**Instruction**
Find the line that contains "Enumerate this screenshot's". Output it and every line after it to the end of the records, exactly as they appear.

————————

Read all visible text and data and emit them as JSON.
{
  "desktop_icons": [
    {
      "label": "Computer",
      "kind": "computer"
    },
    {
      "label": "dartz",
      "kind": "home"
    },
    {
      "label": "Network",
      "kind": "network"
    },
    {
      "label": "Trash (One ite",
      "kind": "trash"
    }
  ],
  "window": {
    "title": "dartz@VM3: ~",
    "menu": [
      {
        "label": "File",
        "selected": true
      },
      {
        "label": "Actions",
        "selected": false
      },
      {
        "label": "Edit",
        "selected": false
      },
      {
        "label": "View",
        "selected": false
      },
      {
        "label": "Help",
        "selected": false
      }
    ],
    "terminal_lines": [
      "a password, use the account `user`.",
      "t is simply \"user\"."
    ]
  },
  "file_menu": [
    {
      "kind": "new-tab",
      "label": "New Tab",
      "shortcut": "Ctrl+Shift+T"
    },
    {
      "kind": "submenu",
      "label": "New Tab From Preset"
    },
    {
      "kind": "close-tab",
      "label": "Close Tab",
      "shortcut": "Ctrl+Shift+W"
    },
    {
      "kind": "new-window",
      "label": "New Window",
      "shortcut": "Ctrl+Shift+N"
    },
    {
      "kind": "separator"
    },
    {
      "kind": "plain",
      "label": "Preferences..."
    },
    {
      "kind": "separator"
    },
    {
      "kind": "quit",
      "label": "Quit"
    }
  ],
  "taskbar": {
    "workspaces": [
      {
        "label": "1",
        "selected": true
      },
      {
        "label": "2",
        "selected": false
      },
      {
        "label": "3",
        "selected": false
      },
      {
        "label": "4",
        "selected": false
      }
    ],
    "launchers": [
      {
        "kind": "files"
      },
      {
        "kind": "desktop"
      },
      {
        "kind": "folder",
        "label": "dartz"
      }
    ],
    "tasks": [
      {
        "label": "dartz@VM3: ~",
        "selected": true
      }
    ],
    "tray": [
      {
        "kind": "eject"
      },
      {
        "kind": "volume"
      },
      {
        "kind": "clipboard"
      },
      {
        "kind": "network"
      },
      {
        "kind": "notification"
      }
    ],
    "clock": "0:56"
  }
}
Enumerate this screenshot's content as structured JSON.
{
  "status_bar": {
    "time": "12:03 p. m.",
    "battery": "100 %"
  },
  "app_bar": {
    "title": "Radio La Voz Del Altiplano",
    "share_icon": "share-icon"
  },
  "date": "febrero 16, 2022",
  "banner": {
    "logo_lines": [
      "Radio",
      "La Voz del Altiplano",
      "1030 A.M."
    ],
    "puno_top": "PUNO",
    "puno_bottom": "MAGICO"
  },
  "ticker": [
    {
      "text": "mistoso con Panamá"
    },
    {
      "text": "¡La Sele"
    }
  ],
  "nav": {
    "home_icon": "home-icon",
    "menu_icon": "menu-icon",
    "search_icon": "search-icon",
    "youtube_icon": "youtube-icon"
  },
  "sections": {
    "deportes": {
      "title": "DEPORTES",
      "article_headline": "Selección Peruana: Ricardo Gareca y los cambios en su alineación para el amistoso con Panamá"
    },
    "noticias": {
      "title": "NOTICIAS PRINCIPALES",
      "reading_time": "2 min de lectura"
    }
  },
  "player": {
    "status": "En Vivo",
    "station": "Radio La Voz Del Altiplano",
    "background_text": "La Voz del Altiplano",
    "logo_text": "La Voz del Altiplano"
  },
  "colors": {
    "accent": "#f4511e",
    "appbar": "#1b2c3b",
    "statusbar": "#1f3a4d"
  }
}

————————

**Response**
Enumerate this screenshot's content as structured JSON.
{
  "status_bar": {
    "time": "12:03 p. m.",
    "battery": "100 %"
  },
  "app_bar": {
    "title": "Radio La Voz Del Altiplano",
    "share_icon": "share-icon"
  },
  "date": "febrero 16, 2022",
  "banner": {
    "logo_lines": [
      "Radio",
      "La Voz del Altiplano",
      "1030 A.M."
    ],
    "puno_top": "PUNO",
    "puno_bottom": "MAGICO"
  },
  "ticker": [
    {
      "text": "mistoso con Panamá"
    },
    {
      "text": "¡La Sele"
    }
  ],
  "nav": {
    "home_icon": "home-icon",
    "menu_icon": "menu-icon",
    "search_icon": "search-icon",
    "youtube_icon": "youtube-icon"
  },
  "sections": {
    "deportes": {
      "title": "DEPORTES",
      "article_headline": "Selección Peruana: Ricardo Gareca y los cambios en su alineación para el amistoso con Panamá"
    },
    "noticias": {
      "title": "NOTICIAS PRINCIPALES",
      "reading_time": "2 min de lectura"
    }
  },
  "player": {
    "status": "En Vivo",
    "station": "Radio La Voz Del Altiplano",
    "background_text": "La Voz del Altiplano",
    "logo_text": "La Voz del Altiplano"
  },
  "colors": {
    "accent": "#f4511e",
    "appbar": "#1b2c3b",
    "statusbar": "#1f3a4d"
  }
}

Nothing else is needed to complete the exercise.